→ **EXERCISE**:
Restate the entire listing word for word.
──────── RECORDS PROVIDED ────────
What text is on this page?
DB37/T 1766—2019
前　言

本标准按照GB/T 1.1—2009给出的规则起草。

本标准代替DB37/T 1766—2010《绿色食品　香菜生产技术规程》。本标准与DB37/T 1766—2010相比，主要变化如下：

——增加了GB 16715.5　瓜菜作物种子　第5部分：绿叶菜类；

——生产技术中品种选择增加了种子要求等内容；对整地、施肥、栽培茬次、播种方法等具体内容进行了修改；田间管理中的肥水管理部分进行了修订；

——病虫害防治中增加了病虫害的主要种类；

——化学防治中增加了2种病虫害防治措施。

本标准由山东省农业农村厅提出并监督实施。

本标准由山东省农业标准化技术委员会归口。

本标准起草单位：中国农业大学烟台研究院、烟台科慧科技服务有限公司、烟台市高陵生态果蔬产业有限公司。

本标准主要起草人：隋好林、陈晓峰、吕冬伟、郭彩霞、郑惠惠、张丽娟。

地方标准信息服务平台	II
────────
→ **OUTPUT BELOW**:
What text is on this page?
DB37/T 1766—2019
前　言

本标准按照GB/T 1.1—2009给出的规则起草。

本标准代替DB37/T 1766—2010《绿色食品　香菜生产技术规程》。本标准与DB37/T 1766—2010相比，主要变化如下：

——增加了GB 16715.5　瓜菜作物种子　第5部分：绿叶菜类；

——生产技术中品种选择增加了种子要求等内容；对整地、施肥、栽培茬次、播种方法等具体内容进行了修改；田间管理中的肥水管理部分进行了修订；

——病虫害防治中增加了病虫害的主要种类；

——化学防治中增加了2种病虫害防治措施。

本标准由山东省农业农村厅提出并监督实施。

本标准由山东省农业标准化技术委员会归口。

本标准起草单位：中国农业大学烟台研究院、烟台科慧科技服务有限公司、烟台市高陵生态果蔬产业有限公司。

本标准主要起草人：隋好林、陈晓峰、吕冬伟、郭彩霞、郑惠惠、张丽娟。

地方标准信息服务平台	II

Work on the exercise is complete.